**What the task requires**
Locate each line holding the string "function" and copy it.

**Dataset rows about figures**
•••••

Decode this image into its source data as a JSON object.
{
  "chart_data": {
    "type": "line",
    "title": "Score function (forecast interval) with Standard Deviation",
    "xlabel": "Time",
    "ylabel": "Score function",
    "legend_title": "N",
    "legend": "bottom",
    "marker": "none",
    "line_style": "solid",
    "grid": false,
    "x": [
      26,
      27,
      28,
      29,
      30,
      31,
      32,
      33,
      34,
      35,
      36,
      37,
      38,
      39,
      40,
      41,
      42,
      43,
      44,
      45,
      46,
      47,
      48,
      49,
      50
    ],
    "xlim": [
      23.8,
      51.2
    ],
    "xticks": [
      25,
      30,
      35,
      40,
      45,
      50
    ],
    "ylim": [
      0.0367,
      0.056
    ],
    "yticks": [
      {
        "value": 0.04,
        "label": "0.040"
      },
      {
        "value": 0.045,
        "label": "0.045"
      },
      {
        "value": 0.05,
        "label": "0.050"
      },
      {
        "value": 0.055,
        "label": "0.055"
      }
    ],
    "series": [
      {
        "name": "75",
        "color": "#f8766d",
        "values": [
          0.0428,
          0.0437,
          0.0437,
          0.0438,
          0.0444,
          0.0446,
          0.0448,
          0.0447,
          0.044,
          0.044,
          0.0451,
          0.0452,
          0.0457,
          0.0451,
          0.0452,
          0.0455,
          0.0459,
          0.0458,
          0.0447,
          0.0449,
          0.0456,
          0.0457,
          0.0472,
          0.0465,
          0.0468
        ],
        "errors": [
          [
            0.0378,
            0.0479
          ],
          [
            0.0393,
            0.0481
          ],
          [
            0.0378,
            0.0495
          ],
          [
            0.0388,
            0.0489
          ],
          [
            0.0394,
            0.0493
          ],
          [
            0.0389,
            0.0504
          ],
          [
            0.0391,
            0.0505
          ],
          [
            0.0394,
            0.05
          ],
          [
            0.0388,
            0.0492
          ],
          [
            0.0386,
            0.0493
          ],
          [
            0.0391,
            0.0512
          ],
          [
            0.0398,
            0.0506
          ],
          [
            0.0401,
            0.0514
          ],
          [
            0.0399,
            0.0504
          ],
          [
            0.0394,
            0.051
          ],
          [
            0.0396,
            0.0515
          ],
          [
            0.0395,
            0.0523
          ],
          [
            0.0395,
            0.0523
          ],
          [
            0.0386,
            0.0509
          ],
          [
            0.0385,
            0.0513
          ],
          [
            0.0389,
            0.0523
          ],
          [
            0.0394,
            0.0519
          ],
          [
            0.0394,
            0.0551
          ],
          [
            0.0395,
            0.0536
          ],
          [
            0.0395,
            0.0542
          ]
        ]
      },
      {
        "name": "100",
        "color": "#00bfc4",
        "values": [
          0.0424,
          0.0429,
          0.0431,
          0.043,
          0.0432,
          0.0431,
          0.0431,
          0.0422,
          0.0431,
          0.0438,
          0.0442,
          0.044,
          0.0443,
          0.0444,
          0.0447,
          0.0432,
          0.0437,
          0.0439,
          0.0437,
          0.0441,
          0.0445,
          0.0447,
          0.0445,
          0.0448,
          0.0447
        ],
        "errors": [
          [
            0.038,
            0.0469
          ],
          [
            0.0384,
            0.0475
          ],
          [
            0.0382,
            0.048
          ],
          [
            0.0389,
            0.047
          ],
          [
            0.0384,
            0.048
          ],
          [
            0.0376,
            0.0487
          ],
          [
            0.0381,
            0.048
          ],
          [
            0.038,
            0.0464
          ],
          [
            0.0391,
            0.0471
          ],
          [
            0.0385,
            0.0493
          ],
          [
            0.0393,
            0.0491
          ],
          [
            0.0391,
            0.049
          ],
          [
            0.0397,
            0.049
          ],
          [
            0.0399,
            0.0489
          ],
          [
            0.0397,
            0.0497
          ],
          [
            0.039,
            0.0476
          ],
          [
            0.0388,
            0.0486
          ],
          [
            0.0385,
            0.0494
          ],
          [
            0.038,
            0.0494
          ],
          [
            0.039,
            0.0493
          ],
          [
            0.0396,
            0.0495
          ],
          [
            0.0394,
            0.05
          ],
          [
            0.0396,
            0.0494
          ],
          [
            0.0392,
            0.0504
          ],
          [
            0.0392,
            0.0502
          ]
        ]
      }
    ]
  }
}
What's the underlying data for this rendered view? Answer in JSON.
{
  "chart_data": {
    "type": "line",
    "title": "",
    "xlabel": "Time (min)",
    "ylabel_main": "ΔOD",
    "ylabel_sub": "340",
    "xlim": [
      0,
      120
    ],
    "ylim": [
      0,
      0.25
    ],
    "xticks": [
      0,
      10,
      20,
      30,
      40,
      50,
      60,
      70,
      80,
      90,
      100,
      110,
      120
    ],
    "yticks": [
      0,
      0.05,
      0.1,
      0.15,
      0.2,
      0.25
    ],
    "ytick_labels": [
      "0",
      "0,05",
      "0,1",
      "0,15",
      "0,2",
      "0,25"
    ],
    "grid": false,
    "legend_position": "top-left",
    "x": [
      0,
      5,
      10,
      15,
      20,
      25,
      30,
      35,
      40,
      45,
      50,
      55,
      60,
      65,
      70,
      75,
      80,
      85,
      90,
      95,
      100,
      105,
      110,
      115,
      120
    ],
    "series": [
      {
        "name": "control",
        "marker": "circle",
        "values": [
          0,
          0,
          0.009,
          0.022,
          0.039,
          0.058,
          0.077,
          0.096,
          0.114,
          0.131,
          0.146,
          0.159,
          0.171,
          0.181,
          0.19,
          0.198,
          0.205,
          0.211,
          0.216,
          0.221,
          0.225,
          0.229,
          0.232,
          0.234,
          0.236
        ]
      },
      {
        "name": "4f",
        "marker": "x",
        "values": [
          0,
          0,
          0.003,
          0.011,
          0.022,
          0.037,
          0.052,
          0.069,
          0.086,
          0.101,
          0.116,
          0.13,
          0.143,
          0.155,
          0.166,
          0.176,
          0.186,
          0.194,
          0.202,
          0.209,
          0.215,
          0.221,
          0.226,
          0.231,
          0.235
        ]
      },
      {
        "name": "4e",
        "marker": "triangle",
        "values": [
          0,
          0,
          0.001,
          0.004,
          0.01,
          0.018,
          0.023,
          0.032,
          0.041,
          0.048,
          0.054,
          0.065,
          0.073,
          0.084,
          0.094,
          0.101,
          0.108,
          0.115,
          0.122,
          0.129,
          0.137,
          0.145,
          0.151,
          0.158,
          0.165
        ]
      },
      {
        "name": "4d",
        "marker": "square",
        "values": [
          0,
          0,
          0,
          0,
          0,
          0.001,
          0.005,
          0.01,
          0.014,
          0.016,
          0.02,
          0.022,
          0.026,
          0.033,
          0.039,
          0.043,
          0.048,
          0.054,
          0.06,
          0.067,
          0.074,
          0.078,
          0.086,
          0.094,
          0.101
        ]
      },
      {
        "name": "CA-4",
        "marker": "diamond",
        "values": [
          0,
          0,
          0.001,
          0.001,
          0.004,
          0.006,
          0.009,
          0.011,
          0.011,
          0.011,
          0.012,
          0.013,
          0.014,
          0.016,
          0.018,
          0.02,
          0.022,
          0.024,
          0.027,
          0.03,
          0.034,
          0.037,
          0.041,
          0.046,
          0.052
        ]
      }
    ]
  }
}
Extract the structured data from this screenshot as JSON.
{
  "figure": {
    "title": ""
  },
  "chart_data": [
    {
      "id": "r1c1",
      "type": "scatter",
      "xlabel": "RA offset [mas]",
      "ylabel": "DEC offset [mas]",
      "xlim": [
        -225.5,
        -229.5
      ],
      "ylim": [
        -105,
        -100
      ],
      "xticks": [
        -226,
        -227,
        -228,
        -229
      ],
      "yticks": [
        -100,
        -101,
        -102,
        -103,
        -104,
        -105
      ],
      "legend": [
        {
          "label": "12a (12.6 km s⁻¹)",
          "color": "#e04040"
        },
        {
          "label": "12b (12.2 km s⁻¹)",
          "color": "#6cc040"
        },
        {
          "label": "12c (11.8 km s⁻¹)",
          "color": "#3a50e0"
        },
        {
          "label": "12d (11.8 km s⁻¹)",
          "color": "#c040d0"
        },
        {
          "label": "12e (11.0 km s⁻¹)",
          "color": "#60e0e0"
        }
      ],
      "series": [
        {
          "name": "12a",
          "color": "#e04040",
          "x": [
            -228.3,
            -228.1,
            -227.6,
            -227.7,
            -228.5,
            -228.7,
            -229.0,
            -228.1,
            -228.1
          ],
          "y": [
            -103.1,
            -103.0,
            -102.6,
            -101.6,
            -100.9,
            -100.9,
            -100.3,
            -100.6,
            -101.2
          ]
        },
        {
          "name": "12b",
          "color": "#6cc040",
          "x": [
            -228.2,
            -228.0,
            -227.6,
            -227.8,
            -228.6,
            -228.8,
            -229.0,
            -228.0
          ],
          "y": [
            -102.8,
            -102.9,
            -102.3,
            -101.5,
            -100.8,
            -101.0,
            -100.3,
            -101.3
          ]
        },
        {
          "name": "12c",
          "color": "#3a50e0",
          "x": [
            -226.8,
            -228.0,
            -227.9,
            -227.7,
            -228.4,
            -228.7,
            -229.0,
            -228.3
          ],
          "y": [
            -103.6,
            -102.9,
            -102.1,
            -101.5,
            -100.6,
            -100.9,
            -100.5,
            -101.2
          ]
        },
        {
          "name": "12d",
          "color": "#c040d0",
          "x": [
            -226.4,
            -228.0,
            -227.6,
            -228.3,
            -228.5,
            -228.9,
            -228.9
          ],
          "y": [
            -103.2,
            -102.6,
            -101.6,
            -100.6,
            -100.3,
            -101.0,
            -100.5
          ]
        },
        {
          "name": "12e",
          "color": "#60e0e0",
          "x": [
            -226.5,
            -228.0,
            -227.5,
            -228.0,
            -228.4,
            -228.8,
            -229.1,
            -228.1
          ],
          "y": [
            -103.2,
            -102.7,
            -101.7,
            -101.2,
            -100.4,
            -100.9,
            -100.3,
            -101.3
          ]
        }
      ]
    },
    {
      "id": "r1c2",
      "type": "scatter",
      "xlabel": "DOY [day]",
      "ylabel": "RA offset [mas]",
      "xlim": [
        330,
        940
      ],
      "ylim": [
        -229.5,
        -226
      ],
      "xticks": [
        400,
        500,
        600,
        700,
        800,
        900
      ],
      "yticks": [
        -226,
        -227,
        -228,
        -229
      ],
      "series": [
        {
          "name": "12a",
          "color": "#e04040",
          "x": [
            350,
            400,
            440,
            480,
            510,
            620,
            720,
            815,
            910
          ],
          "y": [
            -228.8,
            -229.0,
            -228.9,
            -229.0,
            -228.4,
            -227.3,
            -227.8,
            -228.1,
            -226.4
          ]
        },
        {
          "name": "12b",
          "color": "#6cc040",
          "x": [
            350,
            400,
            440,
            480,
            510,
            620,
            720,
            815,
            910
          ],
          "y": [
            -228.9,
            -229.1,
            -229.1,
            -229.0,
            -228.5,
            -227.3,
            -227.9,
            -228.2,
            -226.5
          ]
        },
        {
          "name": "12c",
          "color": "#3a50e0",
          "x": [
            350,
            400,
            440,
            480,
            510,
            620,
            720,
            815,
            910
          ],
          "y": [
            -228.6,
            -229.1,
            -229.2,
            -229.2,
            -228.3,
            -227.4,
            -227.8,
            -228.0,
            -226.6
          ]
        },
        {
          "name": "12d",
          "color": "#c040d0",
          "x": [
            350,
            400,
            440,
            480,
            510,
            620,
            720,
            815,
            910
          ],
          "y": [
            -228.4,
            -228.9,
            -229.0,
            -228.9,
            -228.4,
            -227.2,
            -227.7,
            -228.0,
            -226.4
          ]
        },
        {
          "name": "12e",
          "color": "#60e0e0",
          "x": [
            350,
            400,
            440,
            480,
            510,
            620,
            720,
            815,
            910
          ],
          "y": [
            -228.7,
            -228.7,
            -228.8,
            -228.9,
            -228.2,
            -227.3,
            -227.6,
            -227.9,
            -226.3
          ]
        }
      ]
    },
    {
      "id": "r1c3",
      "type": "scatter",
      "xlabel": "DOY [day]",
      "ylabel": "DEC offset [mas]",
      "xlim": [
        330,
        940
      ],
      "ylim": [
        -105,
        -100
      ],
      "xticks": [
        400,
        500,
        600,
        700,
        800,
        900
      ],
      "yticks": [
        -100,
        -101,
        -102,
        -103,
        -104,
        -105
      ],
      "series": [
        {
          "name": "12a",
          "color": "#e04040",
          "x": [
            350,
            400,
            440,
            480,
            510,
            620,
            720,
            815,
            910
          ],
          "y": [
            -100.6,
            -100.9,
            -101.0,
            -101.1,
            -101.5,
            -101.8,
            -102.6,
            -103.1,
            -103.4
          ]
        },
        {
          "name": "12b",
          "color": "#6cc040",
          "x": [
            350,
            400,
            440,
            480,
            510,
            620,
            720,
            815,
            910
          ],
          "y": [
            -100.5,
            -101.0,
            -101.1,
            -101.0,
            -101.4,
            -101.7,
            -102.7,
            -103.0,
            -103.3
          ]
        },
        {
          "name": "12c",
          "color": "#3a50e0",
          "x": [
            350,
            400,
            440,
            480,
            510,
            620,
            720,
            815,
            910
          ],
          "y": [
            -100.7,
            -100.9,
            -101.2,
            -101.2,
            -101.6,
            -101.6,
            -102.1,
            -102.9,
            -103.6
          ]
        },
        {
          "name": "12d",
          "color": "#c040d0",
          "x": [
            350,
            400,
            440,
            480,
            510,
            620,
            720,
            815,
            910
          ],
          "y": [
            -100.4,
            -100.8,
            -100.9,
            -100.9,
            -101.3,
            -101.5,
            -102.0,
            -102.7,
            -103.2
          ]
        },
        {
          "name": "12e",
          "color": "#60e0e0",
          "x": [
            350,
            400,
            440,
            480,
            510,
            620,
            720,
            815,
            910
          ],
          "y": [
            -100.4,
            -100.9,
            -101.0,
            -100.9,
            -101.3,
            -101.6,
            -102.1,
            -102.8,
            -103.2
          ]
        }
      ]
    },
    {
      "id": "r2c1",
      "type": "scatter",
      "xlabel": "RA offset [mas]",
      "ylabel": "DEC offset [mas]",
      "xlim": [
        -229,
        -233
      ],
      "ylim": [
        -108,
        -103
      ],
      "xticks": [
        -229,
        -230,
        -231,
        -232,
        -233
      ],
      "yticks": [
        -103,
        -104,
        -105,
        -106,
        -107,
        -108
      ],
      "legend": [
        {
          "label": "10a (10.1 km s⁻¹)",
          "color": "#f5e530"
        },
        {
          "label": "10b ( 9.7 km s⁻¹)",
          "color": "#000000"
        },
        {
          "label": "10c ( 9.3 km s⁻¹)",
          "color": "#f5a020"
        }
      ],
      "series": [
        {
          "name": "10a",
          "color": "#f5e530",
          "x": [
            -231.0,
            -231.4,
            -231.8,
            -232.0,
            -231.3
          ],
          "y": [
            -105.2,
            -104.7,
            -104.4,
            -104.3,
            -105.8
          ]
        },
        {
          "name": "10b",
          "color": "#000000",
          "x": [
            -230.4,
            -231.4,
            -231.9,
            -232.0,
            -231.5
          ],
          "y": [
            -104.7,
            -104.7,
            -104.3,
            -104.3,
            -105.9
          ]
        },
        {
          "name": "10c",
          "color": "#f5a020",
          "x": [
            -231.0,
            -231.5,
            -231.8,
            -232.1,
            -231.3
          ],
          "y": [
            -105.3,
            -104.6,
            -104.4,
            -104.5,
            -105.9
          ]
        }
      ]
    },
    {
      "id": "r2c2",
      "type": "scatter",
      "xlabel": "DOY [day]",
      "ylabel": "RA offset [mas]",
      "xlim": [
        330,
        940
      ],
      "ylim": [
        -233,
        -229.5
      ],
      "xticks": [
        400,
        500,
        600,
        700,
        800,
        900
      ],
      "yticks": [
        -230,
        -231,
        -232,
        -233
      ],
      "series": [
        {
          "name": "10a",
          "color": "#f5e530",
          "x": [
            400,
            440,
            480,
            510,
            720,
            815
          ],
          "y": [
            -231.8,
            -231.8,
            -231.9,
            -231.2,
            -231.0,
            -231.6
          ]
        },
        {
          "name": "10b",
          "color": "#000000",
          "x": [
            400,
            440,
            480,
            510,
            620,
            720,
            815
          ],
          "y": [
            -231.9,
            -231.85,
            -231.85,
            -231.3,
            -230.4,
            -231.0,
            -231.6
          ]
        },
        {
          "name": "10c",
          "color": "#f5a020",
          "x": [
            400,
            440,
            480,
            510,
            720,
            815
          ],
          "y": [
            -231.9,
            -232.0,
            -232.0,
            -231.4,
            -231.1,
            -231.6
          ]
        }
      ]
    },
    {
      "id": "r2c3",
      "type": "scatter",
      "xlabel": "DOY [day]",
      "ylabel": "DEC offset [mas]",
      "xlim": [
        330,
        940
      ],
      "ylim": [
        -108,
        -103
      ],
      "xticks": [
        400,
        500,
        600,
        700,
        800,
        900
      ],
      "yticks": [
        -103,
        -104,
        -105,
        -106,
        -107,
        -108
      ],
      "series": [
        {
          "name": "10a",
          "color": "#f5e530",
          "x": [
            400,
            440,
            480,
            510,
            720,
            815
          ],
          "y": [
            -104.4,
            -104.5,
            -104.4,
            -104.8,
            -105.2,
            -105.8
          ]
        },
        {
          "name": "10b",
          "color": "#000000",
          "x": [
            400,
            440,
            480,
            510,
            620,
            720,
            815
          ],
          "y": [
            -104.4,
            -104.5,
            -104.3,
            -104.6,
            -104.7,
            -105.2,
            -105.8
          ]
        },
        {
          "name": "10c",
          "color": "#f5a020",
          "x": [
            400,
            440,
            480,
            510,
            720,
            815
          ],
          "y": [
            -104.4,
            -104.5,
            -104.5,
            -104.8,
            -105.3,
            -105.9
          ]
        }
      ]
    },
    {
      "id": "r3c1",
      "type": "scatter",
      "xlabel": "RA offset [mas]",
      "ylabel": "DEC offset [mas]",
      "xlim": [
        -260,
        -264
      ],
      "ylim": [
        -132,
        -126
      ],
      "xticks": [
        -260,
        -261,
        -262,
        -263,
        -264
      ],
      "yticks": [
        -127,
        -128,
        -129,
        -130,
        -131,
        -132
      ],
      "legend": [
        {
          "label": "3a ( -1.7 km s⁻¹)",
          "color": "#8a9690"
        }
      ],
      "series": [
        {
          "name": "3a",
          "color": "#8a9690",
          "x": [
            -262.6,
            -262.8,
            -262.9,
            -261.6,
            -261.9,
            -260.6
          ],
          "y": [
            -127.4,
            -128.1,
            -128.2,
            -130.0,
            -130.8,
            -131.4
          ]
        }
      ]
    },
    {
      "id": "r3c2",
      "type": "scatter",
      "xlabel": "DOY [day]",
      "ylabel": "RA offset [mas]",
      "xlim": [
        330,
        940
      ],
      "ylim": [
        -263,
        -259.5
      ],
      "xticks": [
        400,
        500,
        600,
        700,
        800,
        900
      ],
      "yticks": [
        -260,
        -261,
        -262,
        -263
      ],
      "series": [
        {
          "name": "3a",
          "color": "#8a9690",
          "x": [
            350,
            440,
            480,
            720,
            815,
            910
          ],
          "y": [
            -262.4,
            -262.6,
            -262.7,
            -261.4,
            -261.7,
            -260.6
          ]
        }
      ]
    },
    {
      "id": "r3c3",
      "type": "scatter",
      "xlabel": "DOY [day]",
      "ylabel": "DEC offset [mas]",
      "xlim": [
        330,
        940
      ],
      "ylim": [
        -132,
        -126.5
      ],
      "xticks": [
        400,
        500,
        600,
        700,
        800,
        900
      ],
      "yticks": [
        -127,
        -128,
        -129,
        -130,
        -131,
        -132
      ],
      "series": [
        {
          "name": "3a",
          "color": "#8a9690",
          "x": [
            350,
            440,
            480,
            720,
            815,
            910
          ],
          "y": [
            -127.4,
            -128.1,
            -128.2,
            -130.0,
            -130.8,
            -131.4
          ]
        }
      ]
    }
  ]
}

•••••

**Result of this task**
    "title": "Score function (forecast interval) with Standard Deviation",
    "ylabel": "Score function",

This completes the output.